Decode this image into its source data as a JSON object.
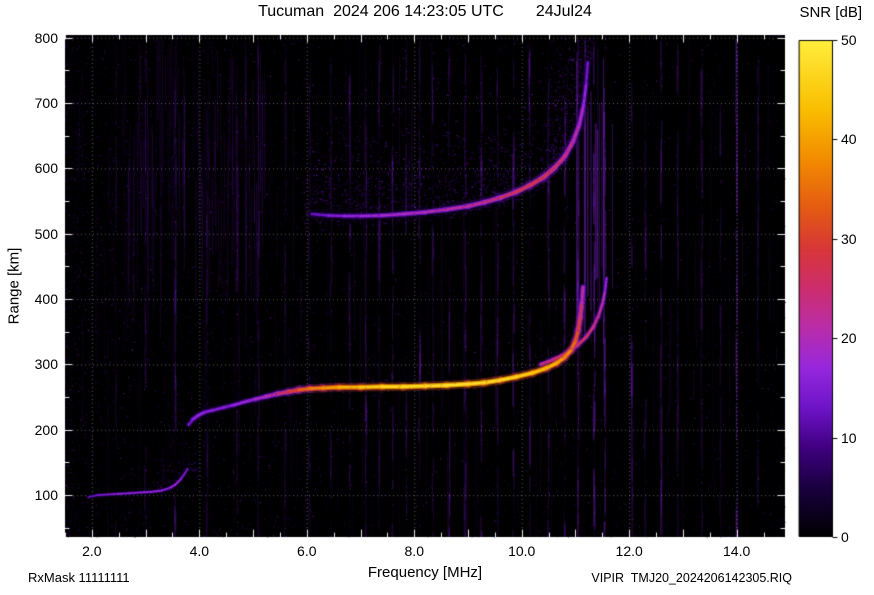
{
  "title": {
    "station_line": "Tucuman  2024 206 14:23:05 UTC",
    "date": "24Jul24"
  },
  "colorbar": {
    "label": "SNR [dB]",
    "tick_labels": [
      "0",
      "10",
      "20",
      "30",
      "40",
      "50"
    ],
    "min": 0,
    "max": 50
  },
  "axes": {
    "x_label": "Frequency [MHz]",
    "y_label": "Range [km]",
    "x_ticks": [
      2.0,
      4.0,
      6.0,
      8.0,
      10.0,
      12.0,
      14.0
    ],
    "x_tick_labels": [
      "2.0",
      "4.0",
      "6.0",
      "8.0",
      "10.0",
      "12.0",
      "14.0"
    ],
    "y_ticks": [
      100,
      200,
      300,
      400,
      500,
      600,
      700,
      800
    ],
    "y_tick_labels": [
      "100",
      "200",
      "300",
      "400",
      "500",
      "600",
      "700",
      "800"
    ],
    "x_range": [
      1.5,
      14.9
    ],
    "y_range": [
      36,
      804
    ]
  },
  "footer": {
    "rxmask": "RxMask 11111111",
    "file_info": "VIPIR  TMJ20_2024206142305.RIQ"
  },
  "chart_data": {
    "type": "heatmap",
    "title": "Tucuman 2024 206 14:23:05 UTC 24Jul24",
    "xlabel": "Frequency [MHz]",
    "ylabel": "Range [km]",
    "zlabel": "SNR [dB]",
    "xlim": [
      1.5,
      14.9
    ],
    "ylim": [
      36,
      804
    ],
    "zlim": [
      0,
      50
    ],
    "grid": true,
    "legend": "none",
    "colormap_stops": [
      [
        0.0,
        [
          0,
          0,
          0
        ]
      ],
      [
        0.1,
        [
          26,
          0,
          64
        ]
      ],
      [
        0.18,
        [
          64,
          0,
          128
        ]
      ],
      [
        0.26,
        [
          110,
          20,
          200
        ]
      ],
      [
        0.34,
        [
          150,
          40,
          220
        ]
      ],
      [
        0.42,
        [
          185,
          45,
          170
        ]
      ],
      [
        0.5,
        [
          205,
          45,
          110
        ]
      ],
      [
        0.58,
        [
          215,
          55,
          55
        ]
      ],
      [
        0.66,
        [
          228,
          90,
          20
        ]
      ],
      [
        0.76,
        [
          242,
          140,
          0
        ]
      ],
      [
        0.86,
        [
          250,
          190,
          0
        ]
      ],
      [
        1.0,
        [
          255,
          238,
          60
        ]
      ]
    ],
    "traces": [
      {
        "name": "E-layer-trace",
        "points_format": "[frequency_MHz, range_km, snr_dB]",
        "points": [
          [
            1.93,
            97,
            7
          ],
          [
            2.1,
            100,
            10
          ],
          [
            2.3,
            101,
            11
          ],
          [
            2.5,
            102,
            12
          ],
          [
            2.7,
            103,
            12
          ],
          [
            2.9,
            104,
            13
          ],
          [
            3.1,
            105,
            13
          ],
          [
            3.3,
            107,
            12
          ],
          [
            3.45,
            111,
            13
          ],
          [
            3.55,
            116,
            14
          ],
          [
            3.65,
            124,
            13
          ],
          [
            3.72,
            132,
            11
          ],
          [
            3.78,
            140,
            9
          ]
        ]
      },
      {
        "name": "F-trace-O-mode",
        "points_format": "[frequency_MHz, range_km, snr_dB]",
        "points": [
          [
            3.8,
            208,
            8
          ],
          [
            3.88,
            216,
            11
          ],
          [
            3.98,
            222,
            13
          ],
          [
            4.1,
            227,
            12
          ],
          [
            4.25,
            230,
            11
          ],
          [
            4.45,
            234,
            11
          ],
          [
            4.65,
            238,
            12
          ],
          [
            4.85,
            243,
            13
          ],
          [
            5.05,
            247,
            14
          ],
          [
            5.25,
            251,
            16
          ],
          [
            5.45,
            255,
            19
          ],
          [
            5.65,
            258,
            23
          ],
          [
            5.85,
            261,
            28
          ],
          [
            6.05,
            263,
            32
          ],
          [
            6.3,
            264,
            35
          ],
          [
            6.6,
            265,
            37
          ],
          [
            7.0,
            265,
            40
          ],
          [
            7.4,
            266,
            42
          ],
          [
            7.8,
            266,
            43
          ],
          [
            8.2,
            267,
            43
          ],
          [
            8.6,
            268,
            44
          ],
          [
            9.0,
            270,
            44
          ],
          [
            9.3,
            272,
            43
          ],
          [
            9.6,
            276,
            43
          ],
          [
            9.9,
            281,
            42
          ],
          [
            10.2,
            287,
            41
          ],
          [
            10.45,
            294,
            40
          ],
          [
            10.65,
            302,
            38
          ],
          [
            10.8,
            311,
            36
          ],
          [
            10.92,
            322,
            33
          ],
          [
            11.0,
            336,
            30
          ],
          [
            11.05,
            352,
            27
          ],
          [
            11.09,
            372,
            24
          ],
          [
            11.12,
            394,
            20
          ],
          [
            11.14,
            418,
            15
          ]
        ]
      },
      {
        "name": "F-trace-X-mode",
        "points_format": "[frequency_MHz, range_km, snr_dB]",
        "points": [
          [
            10.35,
            300,
            19
          ],
          [
            10.6,
            308,
            21
          ],
          [
            10.85,
            318,
            23
          ],
          [
            11.05,
            330,
            24
          ],
          [
            11.2,
            342,
            23
          ],
          [
            11.33,
            357,
            22
          ],
          [
            11.43,
            374,
            20
          ],
          [
            11.5,
            392,
            18
          ],
          [
            11.55,
            412,
            15
          ],
          [
            11.58,
            432,
            11
          ]
        ]
      },
      {
        "name": "second-hop-F-trace",
        "points_format": "[frequency_MHz, range_km, snr_dB]",
        "points": [
          [
            6.1,
            530,
            8
          ],
          [
            6.4,
            528,
            10
          ],
          [
            6.7,
            527,
            12
          ],
          [
            7.0,
            527,
            13
          ],
          [
            7.4,
            528,
            14
          ],
          [
            7.8,
            530,
            15
          ],
          [
            8.2,
            533,
            16
          ],
          [
            8.6,
            537,
            17
          ],
          [
            9.0,
            542,
            18
          ],
          [
            9.3,
            548,
            19
          ],
          [
            9.6,
            555,
            21
          ],
          [
            9.9,
            564,
            23
          ],
          [
            10.15,
            574,
            24
          ],
          [
            10.4,
            586,
            24
          ],
          [
            10.6,
            600,
            23
          ],
          [
            10.8,
            618,
            21
          ],
          [
            10.95,
            640,
            19
          ],
          [
            11.07,
            666,
            17
          ],
          [
            11.15,
            696,
            14
          ],
          [
            11.2,
            730,
            11
          ],
          [
            11.23,
            762,
            8
          ]
        ]
      }
    ],
    "rfi_lines": [
      [
        2.45,
        0.12
      ],
      [
        3.0,
        0.2
      ],
      [
        3.55,
        0.28
      ],
      [
        4.15,
        0.15
      ],
      [
        4.7,
        0.2
      ],
      [
        5.1,
        0.22
      ],
      [
        5.6,
        0.18
      ],
      [
        6.05,
        0.22
      ],
      [
        6.45,
        0.2
      ],
      [
        6.8,
        0.28
      ],
      [
        7.1,
        0.3
      ],
      [
        7.35,
        0.22
      ],
      [
        7.6,
        0.3
      ],
      [
        7.85,
        0.25
      ],
      [
        8.1,
        0.3
      ],
      [
        8.35,
        0.28
      ],
      [
        8.65,
        0.25
      ],
      [
        8.95,
        0.3
      ],
      [
        9.25,
        0.28
      ],
      [
        9.55,
        0.25
      ],
      [
        9.85,
        0.3
      ],
      [
        10.15,
        0.28
      ],
      [
        10.5,
        0.25
      ],
      [
        10.8,
        0.3
      ],
      [
        11.05,
        0.35
      ],
      [
        11.35,
        0.55
      ],
      [
        11.55,
        0.4
      ],
      [
        12.05,
        0.3
      ],
      [
        12.3,
        0.2
      ],
      [
        12.6,
        0.35
      ],
      [
        12.9,
        0.2
      ],
      [
        13.35,
        0.25
      ],
      [
        13.7,
        0.18
      ],
      [
        14.0,
        0.5
      ],
      [
        14.4,
        0.22
      ]
    ],
    "noise": {
      "background_speckle": true,
      "left_band_streaks_MHz": [
        2.0,
        5.6
      ],
      "spread_above_second_hop": true,
      "cusp_vertical_streaks_MHz": [
        10.95,
        11.7
      ]
    },
    "background_color": "#000000"
  }
}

_ _ _ _ _ _ _

Select, from the listing, all lines that include the word "true".

## RESPONSE FOR THIS EXERCISE:
    "grid": true,
      "background_speckle": true,
      "spread_above_second_hop": true,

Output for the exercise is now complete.